» Directions: Read the material below and count the lines holding the string "Virtaliitin". Give that count with nothing added.

» Entries supplied:
········

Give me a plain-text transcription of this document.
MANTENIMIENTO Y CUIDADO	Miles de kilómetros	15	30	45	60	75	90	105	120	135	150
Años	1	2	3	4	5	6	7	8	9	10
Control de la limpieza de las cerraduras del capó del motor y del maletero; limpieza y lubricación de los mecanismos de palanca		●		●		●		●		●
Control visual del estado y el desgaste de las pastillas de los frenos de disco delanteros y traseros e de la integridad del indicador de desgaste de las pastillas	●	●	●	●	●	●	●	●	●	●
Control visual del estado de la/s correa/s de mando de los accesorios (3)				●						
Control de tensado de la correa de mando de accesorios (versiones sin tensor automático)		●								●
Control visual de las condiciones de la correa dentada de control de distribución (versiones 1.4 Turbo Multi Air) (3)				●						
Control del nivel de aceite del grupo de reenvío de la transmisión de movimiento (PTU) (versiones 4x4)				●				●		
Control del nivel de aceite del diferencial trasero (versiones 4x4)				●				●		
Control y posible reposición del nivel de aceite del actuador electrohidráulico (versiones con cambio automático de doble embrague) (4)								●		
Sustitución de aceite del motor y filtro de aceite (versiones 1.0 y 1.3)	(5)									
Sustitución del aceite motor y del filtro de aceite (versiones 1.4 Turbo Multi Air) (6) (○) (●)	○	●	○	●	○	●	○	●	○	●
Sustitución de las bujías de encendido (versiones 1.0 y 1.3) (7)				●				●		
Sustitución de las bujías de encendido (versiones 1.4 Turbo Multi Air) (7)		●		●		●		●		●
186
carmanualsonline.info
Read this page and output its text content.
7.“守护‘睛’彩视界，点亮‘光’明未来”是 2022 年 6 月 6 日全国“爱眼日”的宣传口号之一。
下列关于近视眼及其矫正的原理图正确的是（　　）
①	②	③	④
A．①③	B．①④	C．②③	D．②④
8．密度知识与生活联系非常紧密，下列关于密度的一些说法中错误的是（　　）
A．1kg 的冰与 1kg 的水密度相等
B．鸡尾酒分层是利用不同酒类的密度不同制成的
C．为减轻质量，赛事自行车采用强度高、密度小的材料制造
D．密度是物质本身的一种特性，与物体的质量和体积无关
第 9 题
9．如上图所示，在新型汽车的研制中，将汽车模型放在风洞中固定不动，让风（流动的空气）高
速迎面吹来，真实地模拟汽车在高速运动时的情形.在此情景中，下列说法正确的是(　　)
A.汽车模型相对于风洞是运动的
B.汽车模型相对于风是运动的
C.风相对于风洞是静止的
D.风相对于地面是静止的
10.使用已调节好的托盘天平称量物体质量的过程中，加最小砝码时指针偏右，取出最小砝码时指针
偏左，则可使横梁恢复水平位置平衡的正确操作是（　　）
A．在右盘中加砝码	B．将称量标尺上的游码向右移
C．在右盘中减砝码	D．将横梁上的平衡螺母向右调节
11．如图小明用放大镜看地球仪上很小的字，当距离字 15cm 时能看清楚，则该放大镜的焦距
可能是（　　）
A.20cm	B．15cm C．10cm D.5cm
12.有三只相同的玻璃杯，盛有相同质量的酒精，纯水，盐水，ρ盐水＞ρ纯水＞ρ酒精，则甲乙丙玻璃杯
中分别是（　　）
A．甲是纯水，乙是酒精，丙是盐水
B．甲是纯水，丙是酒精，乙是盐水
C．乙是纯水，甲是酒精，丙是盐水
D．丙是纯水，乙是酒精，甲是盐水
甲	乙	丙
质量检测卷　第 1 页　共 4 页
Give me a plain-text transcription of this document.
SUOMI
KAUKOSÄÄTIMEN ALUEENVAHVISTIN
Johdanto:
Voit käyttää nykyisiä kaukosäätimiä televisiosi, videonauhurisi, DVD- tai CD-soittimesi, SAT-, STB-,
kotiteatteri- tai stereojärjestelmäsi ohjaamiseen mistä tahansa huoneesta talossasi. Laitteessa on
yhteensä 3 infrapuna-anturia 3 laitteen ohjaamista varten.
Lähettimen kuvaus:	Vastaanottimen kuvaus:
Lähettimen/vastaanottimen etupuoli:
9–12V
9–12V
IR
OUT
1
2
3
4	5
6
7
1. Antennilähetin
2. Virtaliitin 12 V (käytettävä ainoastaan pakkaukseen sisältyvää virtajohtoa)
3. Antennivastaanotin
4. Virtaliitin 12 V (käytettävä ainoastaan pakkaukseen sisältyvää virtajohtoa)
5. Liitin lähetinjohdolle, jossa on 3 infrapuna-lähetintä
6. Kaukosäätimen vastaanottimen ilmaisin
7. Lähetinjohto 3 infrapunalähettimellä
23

········

» Result of this exercise: 2